Without the pictures, output the records below word for word.
● ● ● ●
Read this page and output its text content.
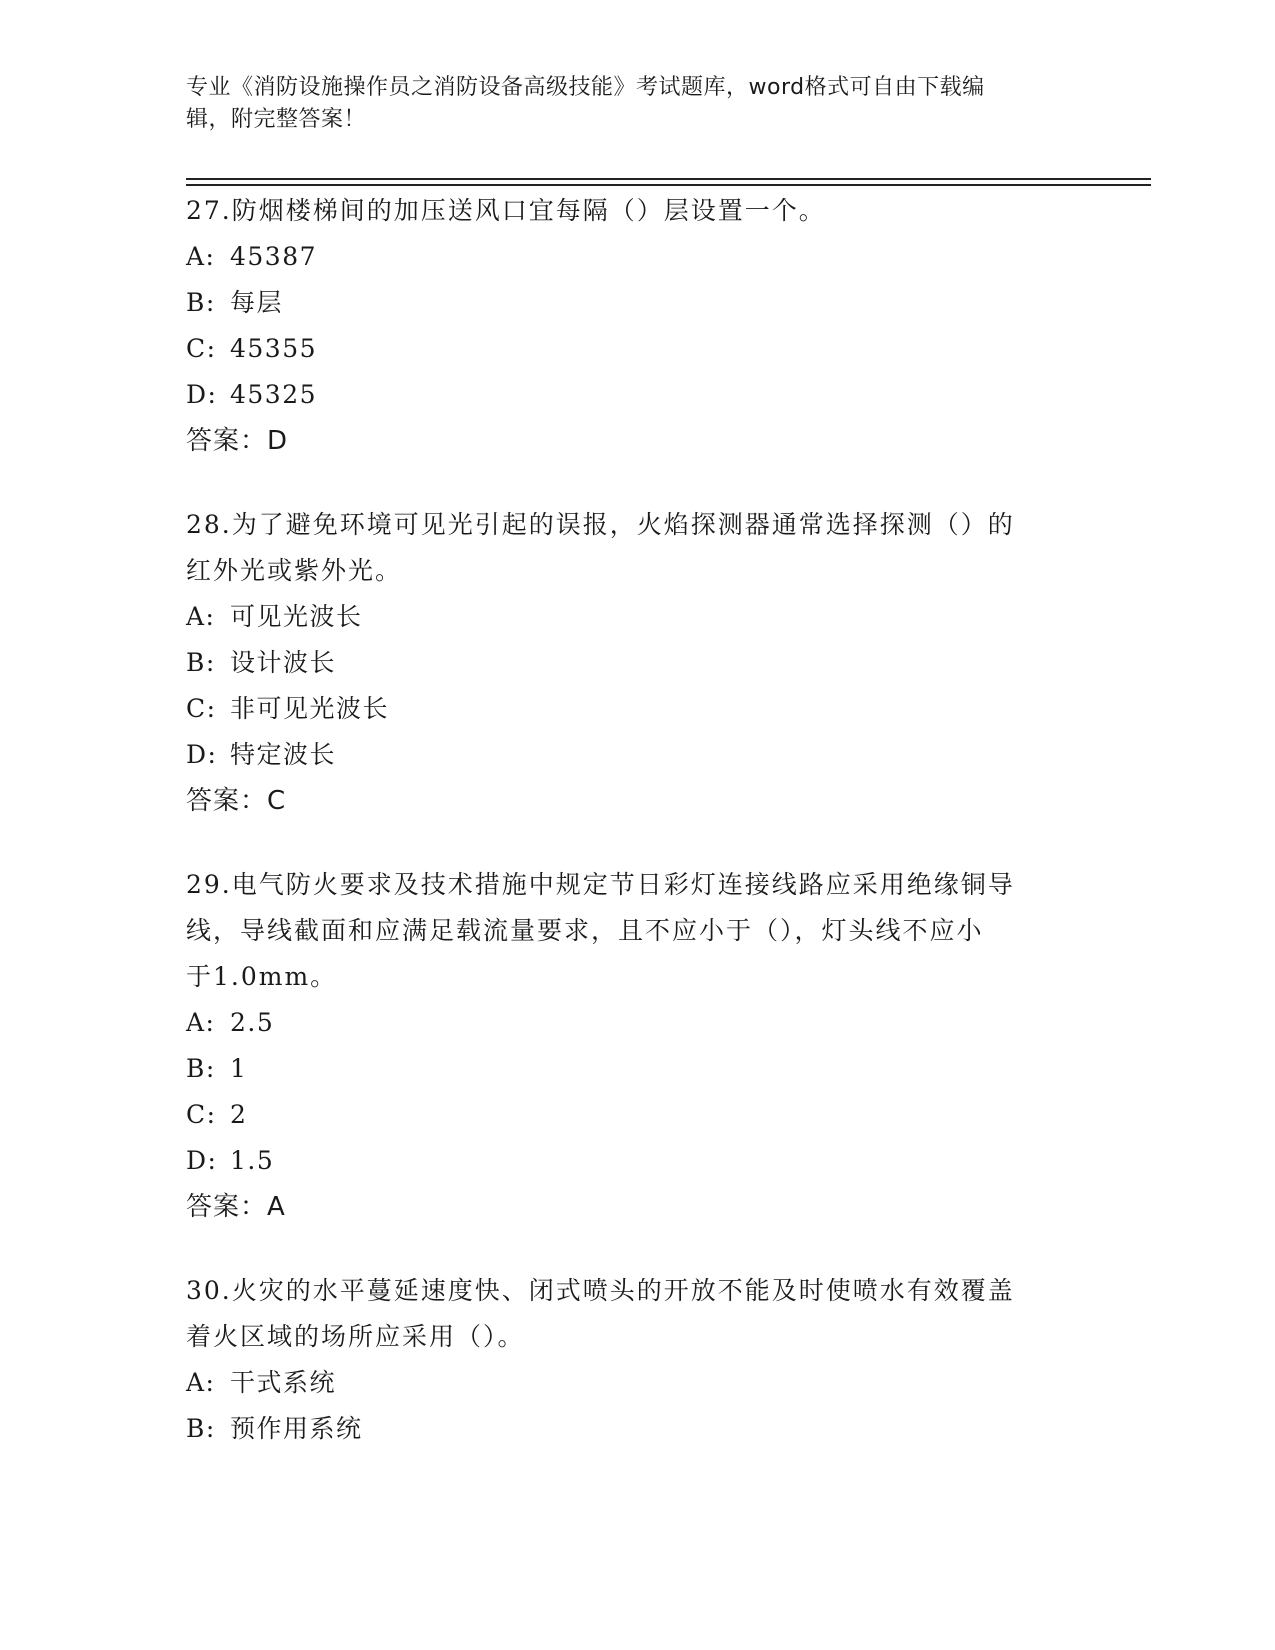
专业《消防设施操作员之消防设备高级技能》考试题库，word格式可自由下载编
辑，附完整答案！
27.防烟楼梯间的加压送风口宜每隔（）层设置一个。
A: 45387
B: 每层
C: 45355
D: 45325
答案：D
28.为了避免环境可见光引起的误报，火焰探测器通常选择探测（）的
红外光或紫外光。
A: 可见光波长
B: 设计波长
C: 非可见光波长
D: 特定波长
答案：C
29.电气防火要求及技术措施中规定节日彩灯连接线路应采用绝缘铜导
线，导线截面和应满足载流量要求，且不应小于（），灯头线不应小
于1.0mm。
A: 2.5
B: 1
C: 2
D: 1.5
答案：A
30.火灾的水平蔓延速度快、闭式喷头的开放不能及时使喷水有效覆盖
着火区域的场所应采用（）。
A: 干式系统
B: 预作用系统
● ● ● ●
EXERCISE RESPONSE
Read this page and output its text content.
专业《消防设施操作员之消防设备高级技能》考试题库，word格式可自由下载编
辑，附完整答案！
27.防烟楼梯间的加压送风口宜每隔（）层设置一个。
A: 45387
B: 每层
C: 45355
D: 45325
答案：D
28.为了避免环境可见光引起的误报，火焰探测器通常选择探测（）的
红外光或紫外光。
A: 可见光波长
B: 设计波长
C: 非可见光波长
D: 特定波长
答案：C
29.电气防火要求及技术措施中规定节日彩灯连接线路应采用绝缘铜导
线，导线截面和应满足载流量要求，且不应小于（），灯头线不应小
于1.0mm。
A: 2.5
B: 1
C: 2
D: 1.5
答案：A
30.火灾的水平蔓延速度快、闭式喷头的开放不能及时使喷水有效覆盖
着火区域的场所应采用（）。
A: 干式系统
B: 预作用系统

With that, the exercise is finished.